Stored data

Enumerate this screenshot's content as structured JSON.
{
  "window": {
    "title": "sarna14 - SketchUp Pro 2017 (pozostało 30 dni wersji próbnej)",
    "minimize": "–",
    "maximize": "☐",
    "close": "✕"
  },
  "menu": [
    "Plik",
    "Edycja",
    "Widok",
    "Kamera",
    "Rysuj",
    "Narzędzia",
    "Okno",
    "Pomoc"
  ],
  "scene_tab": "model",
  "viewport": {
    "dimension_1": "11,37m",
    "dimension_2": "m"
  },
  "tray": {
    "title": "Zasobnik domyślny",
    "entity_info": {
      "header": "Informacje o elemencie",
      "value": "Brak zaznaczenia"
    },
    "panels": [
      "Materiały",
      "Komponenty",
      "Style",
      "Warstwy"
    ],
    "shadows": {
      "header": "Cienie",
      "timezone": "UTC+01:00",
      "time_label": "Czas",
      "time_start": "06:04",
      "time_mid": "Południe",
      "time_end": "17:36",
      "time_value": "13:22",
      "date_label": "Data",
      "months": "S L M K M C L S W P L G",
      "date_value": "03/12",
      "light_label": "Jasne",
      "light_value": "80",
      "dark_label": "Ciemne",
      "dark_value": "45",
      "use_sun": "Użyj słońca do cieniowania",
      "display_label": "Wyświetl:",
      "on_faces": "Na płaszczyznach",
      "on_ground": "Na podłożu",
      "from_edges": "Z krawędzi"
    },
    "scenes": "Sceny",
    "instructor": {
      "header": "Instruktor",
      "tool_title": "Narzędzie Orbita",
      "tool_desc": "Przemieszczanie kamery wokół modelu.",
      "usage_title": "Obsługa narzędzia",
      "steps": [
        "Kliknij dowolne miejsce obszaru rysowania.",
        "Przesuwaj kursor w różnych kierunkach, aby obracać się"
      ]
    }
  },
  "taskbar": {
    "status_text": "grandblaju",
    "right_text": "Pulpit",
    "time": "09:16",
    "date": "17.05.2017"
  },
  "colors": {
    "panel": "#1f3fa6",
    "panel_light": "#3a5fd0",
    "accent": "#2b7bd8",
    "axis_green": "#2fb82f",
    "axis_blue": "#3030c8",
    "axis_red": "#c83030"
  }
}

[To be done] Reproduce the material verbatim, line by line.

[Problem solution]
Enumerate this screenshot's content as structured JSON.
{
  "window": {
    "title": "sarna14 - SketchUp Pro 2017 (pozostało 30 dni wersji próbnej)",
    "minimize": "–",
    "maximize": "☐",
    "close": "✕"
  },
  "menu": [
    "Plik",
    "Edycja",
    "Widok",
    "Kamera",
    "Rysuj",
    "Narzędzia",
    "Okno",
    "Pomoc"
  ],
  "scene_tab": "model",
  "viewport": {
    "dimension_1": "11,37m",
    "dimension_2": "m"
  },
  "tray": {
    "title": "Zasobnik domyślny",
    "entity_info": {
      "header": "Informacje o elemencie",
      "value": "Brak zaznaczenia"
    },
    "panels": [
      "Materiały",
      "Komponenty",
      "Style",
      "Warstwy"
    ],
    "shadows": {
      "header": "Cienie",
      "timezone": "UTC+01:00",
      "time_label": "Czas",
      "time_start": "06:04",
      "time_mid": "Południe",
      "time_end": "17:36",
      "time_value": "13:22",
      "date_label": "Data",
      "months": "S L M K M C L S W P L G",
      "date_value": "03/12",
      "light_label": "Jasne",
      "light_value": "80",
      "dark_label": "Ciemne",
      "dark_value": "45",
      "use_sun": "Użyj słońca do cieniowania",
      "display_label": "Wyświetl:",
      "on_faces": "Na płaszczyznach",
      "on_ground": "Na podłożu",
      "from_edges": "Z krawędzi"
    },
    "scenes": "Sceny",
    "instructor": {
      "header": "Instruktor",
      "tool_title": "Narzędzie Orbita",
      "tool_desc": "Przemieszczanie kamery wokół modelu.",
      "usage_title": "Obsługa narzędzia",
      "steps": [
        "Kliknij dowolne miejsce obszaru rysowania.",
        "Przesuwaj kursor w różnych kierunkach, aby obracać się"
      ]
    }
  },
  "taskbar": {
    "status_text": "grandblaju",
    "right_text": "Pulpit",
    "time": "09:16",
    "date": "17.05.2017"
  },
  "colors": {
    "panel": "#1f3fa6",
    "panel_light": "#3a5fd0",
    "accent": "#2b7bd8",
    "axis_green": "#2fb82f",
    "axis_blue": "#3030c8",
    "axis_red": "#c83030"
  }
}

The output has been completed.